● **EXTRACTED DATA**
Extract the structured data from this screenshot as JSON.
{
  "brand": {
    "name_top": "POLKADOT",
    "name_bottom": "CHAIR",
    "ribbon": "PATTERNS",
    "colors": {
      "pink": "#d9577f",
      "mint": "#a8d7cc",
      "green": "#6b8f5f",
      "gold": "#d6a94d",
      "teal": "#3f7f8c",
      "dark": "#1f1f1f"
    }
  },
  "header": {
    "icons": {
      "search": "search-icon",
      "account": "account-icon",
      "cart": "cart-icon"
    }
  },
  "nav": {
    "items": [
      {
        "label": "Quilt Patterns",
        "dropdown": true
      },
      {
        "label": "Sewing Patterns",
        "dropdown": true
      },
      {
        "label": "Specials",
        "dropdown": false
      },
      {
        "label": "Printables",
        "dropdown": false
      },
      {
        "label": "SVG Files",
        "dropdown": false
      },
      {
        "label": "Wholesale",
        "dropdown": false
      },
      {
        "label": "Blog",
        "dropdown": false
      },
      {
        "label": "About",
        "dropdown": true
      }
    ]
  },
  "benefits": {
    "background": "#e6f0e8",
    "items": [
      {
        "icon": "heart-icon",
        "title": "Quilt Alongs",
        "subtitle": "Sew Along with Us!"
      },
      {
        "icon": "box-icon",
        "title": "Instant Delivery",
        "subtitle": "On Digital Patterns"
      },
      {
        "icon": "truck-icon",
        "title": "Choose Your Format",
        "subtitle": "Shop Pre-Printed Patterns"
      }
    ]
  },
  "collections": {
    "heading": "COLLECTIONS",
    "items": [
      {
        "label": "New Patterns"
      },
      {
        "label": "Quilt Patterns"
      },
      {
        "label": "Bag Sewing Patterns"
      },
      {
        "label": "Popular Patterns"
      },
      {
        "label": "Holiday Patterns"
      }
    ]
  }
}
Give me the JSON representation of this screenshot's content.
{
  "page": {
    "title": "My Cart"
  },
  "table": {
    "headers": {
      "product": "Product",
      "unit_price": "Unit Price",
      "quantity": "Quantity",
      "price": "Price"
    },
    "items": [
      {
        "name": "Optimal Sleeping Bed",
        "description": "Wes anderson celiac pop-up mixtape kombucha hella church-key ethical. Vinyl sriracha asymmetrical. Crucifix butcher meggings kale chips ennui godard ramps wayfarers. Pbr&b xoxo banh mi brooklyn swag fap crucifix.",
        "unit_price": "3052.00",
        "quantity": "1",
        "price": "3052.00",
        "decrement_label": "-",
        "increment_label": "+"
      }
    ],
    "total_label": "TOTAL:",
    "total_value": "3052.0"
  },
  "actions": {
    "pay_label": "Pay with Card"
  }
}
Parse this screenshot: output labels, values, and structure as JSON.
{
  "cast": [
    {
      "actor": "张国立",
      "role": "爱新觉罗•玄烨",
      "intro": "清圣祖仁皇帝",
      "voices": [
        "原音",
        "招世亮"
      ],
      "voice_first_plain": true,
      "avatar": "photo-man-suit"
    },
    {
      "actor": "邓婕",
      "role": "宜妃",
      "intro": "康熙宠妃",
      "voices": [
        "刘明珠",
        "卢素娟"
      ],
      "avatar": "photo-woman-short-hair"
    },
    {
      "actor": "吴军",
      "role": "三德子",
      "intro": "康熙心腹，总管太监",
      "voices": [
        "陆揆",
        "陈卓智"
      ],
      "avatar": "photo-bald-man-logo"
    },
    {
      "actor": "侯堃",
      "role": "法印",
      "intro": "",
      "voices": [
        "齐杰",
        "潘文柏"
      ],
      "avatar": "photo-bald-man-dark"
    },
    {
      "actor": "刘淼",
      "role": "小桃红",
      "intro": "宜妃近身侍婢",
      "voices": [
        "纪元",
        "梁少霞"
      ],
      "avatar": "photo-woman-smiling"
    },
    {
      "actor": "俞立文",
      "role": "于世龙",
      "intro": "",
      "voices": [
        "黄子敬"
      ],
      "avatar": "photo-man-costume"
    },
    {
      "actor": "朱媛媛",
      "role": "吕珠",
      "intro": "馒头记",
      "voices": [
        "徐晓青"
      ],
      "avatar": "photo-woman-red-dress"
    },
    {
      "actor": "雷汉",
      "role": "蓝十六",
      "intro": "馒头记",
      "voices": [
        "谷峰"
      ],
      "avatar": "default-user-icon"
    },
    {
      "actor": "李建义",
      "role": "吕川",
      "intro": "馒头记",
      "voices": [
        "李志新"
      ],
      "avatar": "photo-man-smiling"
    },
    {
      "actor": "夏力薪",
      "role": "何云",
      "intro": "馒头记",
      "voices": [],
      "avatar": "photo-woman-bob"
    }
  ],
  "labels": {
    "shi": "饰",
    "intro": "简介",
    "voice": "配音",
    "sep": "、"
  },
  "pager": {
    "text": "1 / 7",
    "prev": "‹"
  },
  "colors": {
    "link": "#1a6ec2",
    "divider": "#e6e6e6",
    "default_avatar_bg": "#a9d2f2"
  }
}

● **PROBLEM TO WORK ON**
Take every line that includes the string "bald" and copy it.

● **SOLUTION FOR THIS EXERCISE**
      "avatar": "photo-bald-man-logo"
      "avatar": "photo-bald-man-dark"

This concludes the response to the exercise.